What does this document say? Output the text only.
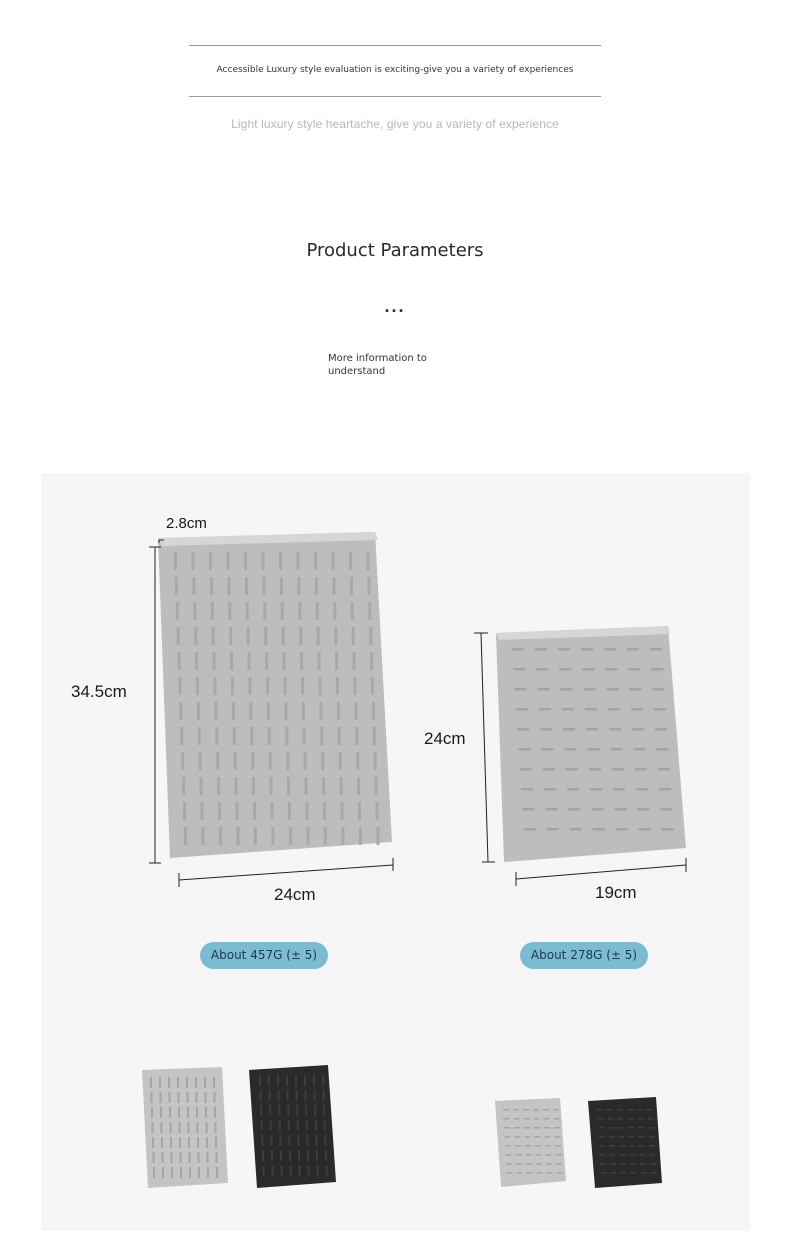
Accessible Luxury style evaluation is exciting-give you a variety of experiences
Light luxury style heartache, give you a variety of experience
Product Parameters
...
More information to
understand
2.8cm
34.5cm
24cm
24cm
19cm
About 457G (± 5)	About 278G (± 5)
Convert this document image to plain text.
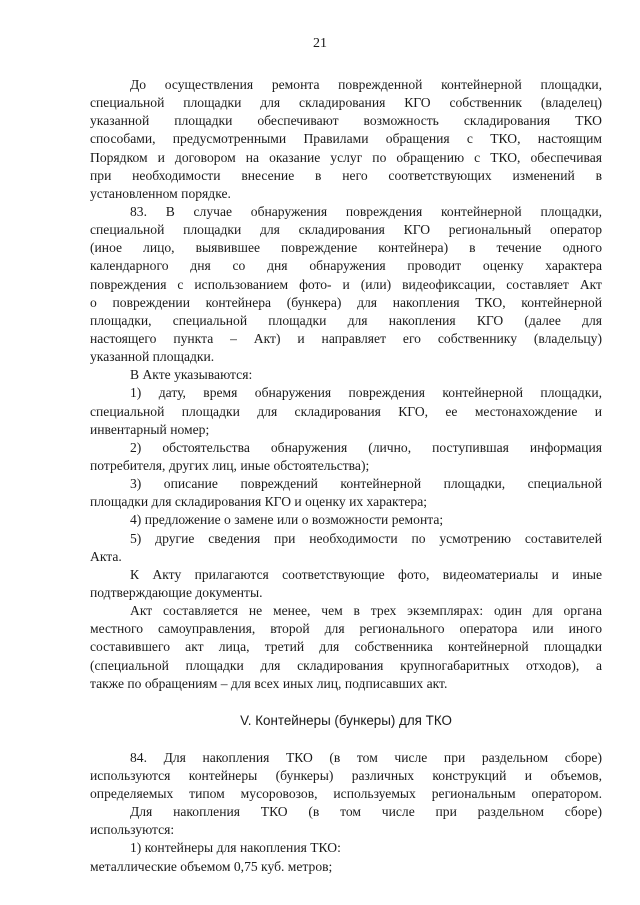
21
До осуществления ремонта поврежденной контейнерной площадки,
специальной площадки для складирования КГО собственник (владелец)
указанной площадки обеспечивают возможность складирования ТКО
способами, предусмотренными Правилами обращения с ТКО, настоящим
Порядком и договором на оказание услуг по обращению с ТКО, обеспечивая
при необходимости внесение в него соответствующих изменений в
установленном порядке.
83. В случае обнаружения повреждения контейнерной площадки,
специальной площадки для складирования КГО региональный оператор
(иное лицо, выявившее повреждение контейнера) в течение одного
календарного дня со дня обнаружения проводит оценку характера
повреждения с использованием фото- и (или) видеофиксации, составляет Акт
о повреждении контейнера (бункера) для накопления ТКО, контейнерной
площадки, специальной площадки для накопления КГО (далее для
настоящего пункта – Акт) и направляет его собственнику (владельцу)
указанной площадки.
В Акте указываются:
1) дату, время обнаружения повреждения контейнерной площадки,
специальной площадки для складирования КГО, ее местонахождение и
инвентарный номер;
2) обстоятельства обнаружения (лично, поступившая информация
потребителя, других лиц, иные обстоятельства);
3) описание повреждений контейнерной площадки, специальной
площадки для складирования КГО и оценку их характера;
4) предложение о замене или о возможности ремонта;
5) другие сведения при необходимости по усмотрению составителей
Акта.
К Акту прилагаются соответствующие фото, видеоматериалы и иные
подтверждающие документы.
Акт составляется не менее, чем в трех экземплярах: один для органа
местного самоуправления, второй для регионального оператора или иного
составившего акт лица, третий для собственника контейнерной площадки
(специальной площадки для складирования крупногабаритных отходов), а
также по обращениям – для всех иных лиц, подписавших акт.
V. Контейнеры (бункеры) для ТКО
84. Для накопления ТКО (в том числе при раздельном сборе)
используются контейнеры (бункеры) различных конструкций и объемов,
определяемых типом мусоровозов, используемых региональным оператором.
Для накопления ТКО (в том числе при раздельном сборе)
используются:
1) контейнеры для накопления ТКО:
металлические объемом 0,75 куб. метров;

************

__AIM OF THE EXERCISE__
Omit every picture, and otherwise quote the entries exactly.

__TASK ANSWER__
What does this document say? Output the text only.
Accessible Luxury style evaluation is exciting-give you a variety of experiences
Light luxury style heartache, give you a variety of experience
Product Parameters
...
More information to
understand
2.8cm
34.5cm
24cm
24cm
19cm
About 457G (± 5)	About 278G (± 5)
Convert this document image to plain text.
21
До осуществления ремонта поврежденной контейнерной площадки,
специальной площадки для складирования КГО собственник (владелец)
указанной площадки обеспечивают возможность складирования ТКО
способами, предусмотренными Правилами обращения с ТКО, настоящим
Порядком и договором на оказание услуг по обращению с ТКО, обеспечивая
при необходимости внесение в него соответствующих изменений в
установленном порядке.
83. В случае обнаружения повреждения контейнерной площадки,
специальной площадки для складирования КГО региональный оператор
(иное лицо, выявившее повреждение контейнера) в течение одного
календарного дня со дня обнаружения проводит оценку характера
повреждения с использованием фото- и (или) видеофиксации, составляет Акт
о повреждении контейнера (бункера) для накопления ТКО, контейнерной
площадки, специальной площадки для накопления КГО (далее для
настоящего пункта – Акт) и направляет его собственнику (владельцу)
указанной площадки.
В Акте указываются:
1) дату, время обнаружения повреждения контейнерной площадки,
специальной площадки для складирования КГО, ее местонахождение и
инвентарный номер;
2) обстоятельства обнаружения (лично, поступившая информация
потребителя, других лиц, иные обстоятельства);
3) описание повреждений контейнерной площадки, специальной
площадки для складирования КГО и оценку их характера;
4) предложение о замене или о возможности ремонта;
5) другие сведения при необходимости по усмотрению составителей
Акта.
К Акту прилагаются соответствующие фото, видеоматериалы и иные
подтверждающие документы.
Акт составляется не менее, чем в трех экземплярах: один для органа
местного самоуправления, второй для регионального оператора или иного
составившего акт лица, третий для собственника контейнерной площадки
(специальной площадки для складирования крупногабаритных отходов), а
также по обращениям – для всех иных лиц, подписавших акт.
V. Контейнеры (бункеры) для ТКО
84. Для накопления ТКО (в том числе при раздельном сборе)
используются контейнеры (бункеры) различных конструкций и объемов,
определяемых типом мусоровозов, используемых региональным оператором.
Для накопления ТКО (в том числе при раздельном сборе)
используются:
1) контейнеры для накопления ТКО:
металлические объемом 0,75 куб. метров;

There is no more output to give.